> **YOUR TASK**
Collect every line in the records below that contains the word "access".

— START —

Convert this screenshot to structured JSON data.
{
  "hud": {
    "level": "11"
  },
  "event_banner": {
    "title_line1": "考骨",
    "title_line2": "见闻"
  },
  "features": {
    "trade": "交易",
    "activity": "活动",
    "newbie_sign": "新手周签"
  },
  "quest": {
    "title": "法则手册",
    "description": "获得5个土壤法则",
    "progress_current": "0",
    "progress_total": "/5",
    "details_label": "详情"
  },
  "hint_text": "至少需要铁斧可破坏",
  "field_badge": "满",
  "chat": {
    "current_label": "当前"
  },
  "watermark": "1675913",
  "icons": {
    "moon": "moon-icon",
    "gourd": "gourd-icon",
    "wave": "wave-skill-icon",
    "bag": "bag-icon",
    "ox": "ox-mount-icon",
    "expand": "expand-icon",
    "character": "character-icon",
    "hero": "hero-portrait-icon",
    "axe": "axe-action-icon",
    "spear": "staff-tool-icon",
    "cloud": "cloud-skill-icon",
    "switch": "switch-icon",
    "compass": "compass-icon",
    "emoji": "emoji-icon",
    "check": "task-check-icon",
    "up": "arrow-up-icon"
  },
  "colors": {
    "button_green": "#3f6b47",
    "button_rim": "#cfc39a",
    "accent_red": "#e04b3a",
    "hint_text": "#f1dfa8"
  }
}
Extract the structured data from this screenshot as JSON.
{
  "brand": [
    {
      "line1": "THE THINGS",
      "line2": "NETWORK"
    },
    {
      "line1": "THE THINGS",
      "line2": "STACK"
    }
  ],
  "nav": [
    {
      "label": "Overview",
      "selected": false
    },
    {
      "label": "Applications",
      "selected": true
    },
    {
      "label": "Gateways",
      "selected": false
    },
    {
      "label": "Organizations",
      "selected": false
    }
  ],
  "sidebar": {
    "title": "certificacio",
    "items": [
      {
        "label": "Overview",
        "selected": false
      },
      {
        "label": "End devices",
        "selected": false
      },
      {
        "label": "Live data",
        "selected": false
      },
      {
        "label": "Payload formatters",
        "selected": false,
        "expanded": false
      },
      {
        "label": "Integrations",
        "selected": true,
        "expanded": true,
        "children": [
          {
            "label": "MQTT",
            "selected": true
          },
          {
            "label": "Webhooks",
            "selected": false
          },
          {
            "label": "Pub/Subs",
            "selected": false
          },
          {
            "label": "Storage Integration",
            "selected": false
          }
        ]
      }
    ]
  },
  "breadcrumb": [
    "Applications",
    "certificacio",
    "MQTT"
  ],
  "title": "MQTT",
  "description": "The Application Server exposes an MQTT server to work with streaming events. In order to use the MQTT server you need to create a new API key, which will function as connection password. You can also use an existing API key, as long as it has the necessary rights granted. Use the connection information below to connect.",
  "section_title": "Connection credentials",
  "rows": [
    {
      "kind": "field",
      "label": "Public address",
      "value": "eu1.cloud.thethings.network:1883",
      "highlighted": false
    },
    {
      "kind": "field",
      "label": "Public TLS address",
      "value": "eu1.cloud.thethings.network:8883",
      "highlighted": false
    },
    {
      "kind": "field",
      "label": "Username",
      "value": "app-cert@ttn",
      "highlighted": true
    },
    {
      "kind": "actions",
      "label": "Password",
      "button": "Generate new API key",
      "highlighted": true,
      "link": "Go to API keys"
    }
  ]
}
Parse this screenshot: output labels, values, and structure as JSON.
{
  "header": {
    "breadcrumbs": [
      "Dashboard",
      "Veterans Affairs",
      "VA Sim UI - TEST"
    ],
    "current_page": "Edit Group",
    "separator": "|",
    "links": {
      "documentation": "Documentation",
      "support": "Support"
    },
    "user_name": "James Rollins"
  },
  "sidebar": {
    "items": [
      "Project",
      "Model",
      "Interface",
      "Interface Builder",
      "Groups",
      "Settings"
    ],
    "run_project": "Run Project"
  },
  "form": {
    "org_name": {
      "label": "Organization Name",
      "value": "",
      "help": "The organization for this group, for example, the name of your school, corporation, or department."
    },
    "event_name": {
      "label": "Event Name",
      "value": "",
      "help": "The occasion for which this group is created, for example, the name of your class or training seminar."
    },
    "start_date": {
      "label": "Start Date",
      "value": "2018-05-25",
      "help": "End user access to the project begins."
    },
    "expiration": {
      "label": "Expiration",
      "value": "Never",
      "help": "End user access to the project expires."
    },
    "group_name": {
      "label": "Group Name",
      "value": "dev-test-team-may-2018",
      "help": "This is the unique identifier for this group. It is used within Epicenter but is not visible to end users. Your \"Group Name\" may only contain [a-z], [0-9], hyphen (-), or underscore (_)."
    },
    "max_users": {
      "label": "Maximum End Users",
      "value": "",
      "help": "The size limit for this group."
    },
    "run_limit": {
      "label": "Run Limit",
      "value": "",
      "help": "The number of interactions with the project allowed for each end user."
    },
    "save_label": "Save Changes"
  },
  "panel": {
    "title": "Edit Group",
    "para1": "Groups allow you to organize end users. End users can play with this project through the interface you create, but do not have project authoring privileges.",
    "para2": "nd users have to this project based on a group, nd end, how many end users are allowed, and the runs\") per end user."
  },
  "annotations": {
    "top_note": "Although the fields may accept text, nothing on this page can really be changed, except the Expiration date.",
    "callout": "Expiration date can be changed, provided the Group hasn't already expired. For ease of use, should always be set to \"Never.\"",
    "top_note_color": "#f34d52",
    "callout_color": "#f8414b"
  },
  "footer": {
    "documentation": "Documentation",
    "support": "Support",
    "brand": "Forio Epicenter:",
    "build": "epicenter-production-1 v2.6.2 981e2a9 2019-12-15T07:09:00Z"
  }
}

— END —

> **SOLUTION FOR THIS EXERCISE**
      "help": "End user access to the project begins."
      "help": "End user access to the project expires."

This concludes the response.